**** Input material

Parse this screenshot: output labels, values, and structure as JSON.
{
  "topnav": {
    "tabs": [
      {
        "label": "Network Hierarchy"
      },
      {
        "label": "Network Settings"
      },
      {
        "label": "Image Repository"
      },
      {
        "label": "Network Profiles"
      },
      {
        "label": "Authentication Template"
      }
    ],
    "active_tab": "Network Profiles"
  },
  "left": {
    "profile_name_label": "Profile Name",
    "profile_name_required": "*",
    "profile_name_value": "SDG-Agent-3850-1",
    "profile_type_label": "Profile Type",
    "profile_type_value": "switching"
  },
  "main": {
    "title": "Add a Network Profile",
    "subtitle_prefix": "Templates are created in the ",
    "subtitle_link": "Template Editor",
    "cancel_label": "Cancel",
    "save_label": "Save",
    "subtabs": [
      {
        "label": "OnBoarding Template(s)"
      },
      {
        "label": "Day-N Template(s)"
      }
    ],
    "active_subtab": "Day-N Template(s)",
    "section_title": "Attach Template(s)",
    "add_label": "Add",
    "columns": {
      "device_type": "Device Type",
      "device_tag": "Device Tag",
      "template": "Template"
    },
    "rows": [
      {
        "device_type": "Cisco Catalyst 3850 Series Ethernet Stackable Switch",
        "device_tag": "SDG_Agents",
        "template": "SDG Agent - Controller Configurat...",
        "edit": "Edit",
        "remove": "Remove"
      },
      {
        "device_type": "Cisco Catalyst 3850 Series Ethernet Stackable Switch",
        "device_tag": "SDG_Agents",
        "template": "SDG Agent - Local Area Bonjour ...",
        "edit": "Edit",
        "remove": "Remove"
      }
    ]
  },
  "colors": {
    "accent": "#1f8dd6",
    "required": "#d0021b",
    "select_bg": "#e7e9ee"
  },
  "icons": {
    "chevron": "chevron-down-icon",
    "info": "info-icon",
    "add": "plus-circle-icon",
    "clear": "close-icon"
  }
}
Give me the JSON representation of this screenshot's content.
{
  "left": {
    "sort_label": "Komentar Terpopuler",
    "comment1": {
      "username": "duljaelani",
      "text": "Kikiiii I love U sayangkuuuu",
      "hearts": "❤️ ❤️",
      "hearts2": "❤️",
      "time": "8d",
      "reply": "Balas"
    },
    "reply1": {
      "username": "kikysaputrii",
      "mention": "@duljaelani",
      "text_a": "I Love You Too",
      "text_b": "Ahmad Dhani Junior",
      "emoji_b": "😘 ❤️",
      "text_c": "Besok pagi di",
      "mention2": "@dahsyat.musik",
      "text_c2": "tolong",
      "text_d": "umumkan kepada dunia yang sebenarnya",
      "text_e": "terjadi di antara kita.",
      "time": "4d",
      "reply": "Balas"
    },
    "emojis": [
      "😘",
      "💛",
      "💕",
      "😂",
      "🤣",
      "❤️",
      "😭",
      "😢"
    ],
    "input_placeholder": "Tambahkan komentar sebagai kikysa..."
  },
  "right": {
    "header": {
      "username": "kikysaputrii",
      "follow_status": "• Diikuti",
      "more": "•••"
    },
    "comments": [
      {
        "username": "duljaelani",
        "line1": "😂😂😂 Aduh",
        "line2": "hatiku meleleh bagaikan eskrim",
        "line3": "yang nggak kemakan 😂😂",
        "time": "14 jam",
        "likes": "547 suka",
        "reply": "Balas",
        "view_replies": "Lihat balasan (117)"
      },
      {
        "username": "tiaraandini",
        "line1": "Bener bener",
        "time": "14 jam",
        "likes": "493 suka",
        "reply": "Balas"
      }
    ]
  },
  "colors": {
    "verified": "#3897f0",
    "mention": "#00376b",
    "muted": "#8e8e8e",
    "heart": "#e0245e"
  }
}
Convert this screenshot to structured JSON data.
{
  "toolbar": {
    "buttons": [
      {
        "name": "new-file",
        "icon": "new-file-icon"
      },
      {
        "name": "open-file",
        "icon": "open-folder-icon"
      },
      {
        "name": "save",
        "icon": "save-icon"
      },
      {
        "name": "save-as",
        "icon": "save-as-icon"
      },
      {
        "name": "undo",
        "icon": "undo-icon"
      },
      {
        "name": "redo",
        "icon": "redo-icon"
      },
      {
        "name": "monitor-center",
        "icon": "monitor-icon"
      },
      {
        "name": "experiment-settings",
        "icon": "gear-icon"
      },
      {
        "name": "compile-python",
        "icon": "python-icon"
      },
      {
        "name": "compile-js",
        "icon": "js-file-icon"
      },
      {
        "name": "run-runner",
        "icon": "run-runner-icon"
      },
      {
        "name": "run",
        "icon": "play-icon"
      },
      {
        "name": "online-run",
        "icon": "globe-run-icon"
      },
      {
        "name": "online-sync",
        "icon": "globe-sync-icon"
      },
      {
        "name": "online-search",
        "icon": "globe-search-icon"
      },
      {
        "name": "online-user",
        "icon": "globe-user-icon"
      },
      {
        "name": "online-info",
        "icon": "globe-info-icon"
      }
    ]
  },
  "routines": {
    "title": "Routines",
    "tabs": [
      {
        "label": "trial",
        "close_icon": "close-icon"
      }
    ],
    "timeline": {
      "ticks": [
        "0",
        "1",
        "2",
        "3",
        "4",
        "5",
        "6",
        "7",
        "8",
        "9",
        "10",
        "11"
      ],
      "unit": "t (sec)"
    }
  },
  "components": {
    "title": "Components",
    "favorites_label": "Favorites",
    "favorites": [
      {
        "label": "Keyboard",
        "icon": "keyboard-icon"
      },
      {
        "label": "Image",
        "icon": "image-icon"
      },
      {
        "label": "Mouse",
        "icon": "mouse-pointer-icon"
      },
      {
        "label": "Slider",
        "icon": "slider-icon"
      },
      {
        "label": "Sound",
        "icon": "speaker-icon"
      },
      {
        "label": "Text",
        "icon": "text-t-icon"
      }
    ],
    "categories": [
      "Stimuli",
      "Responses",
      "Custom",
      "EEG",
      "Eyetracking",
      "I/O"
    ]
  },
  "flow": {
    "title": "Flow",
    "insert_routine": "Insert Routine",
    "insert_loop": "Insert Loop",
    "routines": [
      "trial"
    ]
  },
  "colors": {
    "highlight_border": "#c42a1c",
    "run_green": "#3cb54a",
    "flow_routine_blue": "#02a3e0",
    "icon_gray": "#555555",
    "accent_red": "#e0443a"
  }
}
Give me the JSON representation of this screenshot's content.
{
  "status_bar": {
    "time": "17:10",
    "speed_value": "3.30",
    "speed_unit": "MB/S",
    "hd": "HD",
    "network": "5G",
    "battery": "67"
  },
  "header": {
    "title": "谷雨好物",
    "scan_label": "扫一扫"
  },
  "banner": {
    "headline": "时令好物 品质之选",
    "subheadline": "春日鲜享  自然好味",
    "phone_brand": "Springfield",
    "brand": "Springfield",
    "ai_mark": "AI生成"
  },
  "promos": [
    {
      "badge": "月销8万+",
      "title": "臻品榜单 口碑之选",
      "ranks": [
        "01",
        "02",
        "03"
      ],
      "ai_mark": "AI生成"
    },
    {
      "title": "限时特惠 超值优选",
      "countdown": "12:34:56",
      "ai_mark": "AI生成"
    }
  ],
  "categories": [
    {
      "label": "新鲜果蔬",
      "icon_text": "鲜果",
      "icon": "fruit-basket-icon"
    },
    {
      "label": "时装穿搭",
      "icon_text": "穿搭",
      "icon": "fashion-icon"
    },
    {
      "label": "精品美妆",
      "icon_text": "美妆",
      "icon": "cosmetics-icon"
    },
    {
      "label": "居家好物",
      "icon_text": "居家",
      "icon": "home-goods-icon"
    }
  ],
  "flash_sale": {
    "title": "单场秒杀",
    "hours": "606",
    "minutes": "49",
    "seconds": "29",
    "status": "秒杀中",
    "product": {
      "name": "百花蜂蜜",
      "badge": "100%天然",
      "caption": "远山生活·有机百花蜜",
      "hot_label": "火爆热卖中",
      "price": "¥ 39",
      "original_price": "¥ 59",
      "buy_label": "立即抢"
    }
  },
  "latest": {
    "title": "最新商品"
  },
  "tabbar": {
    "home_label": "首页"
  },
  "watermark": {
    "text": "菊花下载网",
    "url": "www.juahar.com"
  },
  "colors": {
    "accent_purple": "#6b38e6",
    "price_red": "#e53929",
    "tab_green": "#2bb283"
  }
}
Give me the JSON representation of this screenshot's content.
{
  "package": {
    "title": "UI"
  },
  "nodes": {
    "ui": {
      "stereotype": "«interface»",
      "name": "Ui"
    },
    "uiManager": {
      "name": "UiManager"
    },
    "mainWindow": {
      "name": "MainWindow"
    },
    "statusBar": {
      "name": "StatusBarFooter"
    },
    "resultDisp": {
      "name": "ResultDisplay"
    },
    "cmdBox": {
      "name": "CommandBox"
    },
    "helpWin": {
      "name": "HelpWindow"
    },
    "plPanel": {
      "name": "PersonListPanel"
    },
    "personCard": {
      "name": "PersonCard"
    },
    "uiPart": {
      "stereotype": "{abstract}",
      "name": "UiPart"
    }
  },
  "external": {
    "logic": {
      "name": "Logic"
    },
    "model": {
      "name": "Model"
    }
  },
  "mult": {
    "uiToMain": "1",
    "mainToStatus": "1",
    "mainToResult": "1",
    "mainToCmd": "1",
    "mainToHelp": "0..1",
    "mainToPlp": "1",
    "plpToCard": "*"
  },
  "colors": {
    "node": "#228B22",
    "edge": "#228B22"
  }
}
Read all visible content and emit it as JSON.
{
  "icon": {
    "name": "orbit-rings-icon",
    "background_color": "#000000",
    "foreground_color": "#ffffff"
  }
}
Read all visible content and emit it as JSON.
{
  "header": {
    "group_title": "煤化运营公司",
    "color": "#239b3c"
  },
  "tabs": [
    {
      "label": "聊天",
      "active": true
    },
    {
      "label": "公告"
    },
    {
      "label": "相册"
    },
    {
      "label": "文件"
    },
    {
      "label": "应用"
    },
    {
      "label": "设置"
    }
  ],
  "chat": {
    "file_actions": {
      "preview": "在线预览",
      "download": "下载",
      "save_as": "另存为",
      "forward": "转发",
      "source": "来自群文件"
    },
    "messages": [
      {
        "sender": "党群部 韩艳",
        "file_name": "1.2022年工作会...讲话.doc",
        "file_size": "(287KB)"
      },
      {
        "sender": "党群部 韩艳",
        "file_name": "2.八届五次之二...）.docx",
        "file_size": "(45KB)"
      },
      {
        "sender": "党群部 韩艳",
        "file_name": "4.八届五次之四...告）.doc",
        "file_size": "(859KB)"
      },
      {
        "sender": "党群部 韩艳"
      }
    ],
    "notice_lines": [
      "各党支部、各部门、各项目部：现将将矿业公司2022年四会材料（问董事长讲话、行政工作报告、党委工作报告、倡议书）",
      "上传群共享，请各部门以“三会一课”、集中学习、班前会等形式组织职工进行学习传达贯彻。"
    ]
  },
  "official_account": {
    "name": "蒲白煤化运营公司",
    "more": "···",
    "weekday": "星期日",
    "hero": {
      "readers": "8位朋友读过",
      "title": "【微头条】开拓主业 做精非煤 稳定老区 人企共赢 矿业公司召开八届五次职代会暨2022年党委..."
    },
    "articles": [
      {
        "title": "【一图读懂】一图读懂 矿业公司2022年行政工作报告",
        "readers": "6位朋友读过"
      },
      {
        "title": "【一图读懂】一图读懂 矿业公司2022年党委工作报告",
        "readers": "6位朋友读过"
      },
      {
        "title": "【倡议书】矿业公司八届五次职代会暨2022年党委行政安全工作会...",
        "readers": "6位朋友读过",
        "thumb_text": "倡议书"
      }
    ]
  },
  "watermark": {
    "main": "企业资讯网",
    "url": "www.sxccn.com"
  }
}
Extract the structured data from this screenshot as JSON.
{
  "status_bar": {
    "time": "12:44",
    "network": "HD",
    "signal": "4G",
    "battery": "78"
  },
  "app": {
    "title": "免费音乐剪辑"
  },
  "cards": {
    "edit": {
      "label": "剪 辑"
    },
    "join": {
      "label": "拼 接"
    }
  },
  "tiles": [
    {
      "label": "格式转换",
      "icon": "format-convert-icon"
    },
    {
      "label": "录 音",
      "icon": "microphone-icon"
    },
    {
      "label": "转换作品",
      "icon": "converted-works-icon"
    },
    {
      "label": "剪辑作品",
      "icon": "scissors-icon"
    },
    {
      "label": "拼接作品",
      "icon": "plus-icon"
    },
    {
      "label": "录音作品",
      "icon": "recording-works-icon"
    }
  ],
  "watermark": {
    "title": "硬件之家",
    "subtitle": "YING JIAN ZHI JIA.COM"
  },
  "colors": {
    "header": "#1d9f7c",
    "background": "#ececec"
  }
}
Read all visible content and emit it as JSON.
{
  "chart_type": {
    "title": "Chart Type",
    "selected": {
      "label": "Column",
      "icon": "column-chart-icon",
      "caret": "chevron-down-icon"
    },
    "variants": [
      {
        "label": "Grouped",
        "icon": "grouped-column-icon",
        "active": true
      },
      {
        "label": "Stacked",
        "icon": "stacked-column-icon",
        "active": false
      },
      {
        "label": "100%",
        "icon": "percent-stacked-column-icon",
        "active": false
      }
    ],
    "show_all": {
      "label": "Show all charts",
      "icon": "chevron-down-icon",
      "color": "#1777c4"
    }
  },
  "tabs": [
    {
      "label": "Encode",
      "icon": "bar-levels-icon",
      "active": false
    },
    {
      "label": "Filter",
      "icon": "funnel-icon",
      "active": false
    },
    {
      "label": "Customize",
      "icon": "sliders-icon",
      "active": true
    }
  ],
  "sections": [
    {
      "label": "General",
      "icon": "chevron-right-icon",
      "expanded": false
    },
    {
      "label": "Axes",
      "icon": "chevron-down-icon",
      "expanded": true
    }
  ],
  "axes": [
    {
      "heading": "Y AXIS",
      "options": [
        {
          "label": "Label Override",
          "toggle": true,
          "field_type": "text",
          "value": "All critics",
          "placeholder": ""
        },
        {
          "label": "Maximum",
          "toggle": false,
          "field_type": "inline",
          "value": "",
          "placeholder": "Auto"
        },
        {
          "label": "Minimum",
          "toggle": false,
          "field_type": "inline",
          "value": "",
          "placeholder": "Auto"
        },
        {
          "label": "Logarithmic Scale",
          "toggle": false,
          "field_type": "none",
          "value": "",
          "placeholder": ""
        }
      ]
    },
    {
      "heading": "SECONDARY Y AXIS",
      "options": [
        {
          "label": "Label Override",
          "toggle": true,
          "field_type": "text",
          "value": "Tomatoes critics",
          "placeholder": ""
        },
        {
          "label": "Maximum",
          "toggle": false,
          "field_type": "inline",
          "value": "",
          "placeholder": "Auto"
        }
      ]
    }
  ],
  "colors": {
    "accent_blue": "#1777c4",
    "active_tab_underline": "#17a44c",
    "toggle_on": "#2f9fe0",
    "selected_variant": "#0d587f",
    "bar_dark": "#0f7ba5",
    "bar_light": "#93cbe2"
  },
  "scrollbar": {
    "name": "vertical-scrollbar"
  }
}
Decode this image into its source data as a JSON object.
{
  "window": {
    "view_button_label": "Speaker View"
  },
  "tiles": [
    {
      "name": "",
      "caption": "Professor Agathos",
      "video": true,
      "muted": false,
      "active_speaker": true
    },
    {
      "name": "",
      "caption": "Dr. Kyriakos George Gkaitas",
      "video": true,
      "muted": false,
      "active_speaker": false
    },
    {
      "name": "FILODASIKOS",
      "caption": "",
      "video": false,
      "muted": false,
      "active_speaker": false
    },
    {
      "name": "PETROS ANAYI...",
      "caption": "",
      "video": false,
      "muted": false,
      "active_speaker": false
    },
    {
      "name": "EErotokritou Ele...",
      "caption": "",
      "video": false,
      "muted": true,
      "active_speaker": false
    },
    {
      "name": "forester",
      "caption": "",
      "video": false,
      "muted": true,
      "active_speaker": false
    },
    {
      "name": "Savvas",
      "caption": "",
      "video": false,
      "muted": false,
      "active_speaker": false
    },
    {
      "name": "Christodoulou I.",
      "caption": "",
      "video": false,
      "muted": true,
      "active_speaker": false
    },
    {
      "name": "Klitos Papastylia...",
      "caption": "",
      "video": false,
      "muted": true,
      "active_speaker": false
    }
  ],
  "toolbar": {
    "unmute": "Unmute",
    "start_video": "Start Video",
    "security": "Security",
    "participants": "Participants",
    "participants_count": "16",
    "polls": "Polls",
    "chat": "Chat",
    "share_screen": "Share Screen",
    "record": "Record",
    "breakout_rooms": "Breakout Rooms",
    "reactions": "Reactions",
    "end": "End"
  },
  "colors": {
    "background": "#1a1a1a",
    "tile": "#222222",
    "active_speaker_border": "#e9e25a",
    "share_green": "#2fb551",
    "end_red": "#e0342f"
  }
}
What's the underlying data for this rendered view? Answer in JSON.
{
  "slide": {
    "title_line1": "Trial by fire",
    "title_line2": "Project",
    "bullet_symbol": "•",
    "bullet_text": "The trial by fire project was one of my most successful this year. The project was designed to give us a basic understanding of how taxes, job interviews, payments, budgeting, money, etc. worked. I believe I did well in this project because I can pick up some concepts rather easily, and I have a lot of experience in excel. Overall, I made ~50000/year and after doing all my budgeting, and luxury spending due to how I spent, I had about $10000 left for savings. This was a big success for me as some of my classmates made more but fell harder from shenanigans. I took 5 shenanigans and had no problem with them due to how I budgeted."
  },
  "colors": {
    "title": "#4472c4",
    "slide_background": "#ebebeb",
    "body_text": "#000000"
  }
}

********

◆ Task prompt
Read the data above and pull out each line that holds the string "open".

◆ Output of the task
        "name": "open-file",
        "icon": "open-folder-icon"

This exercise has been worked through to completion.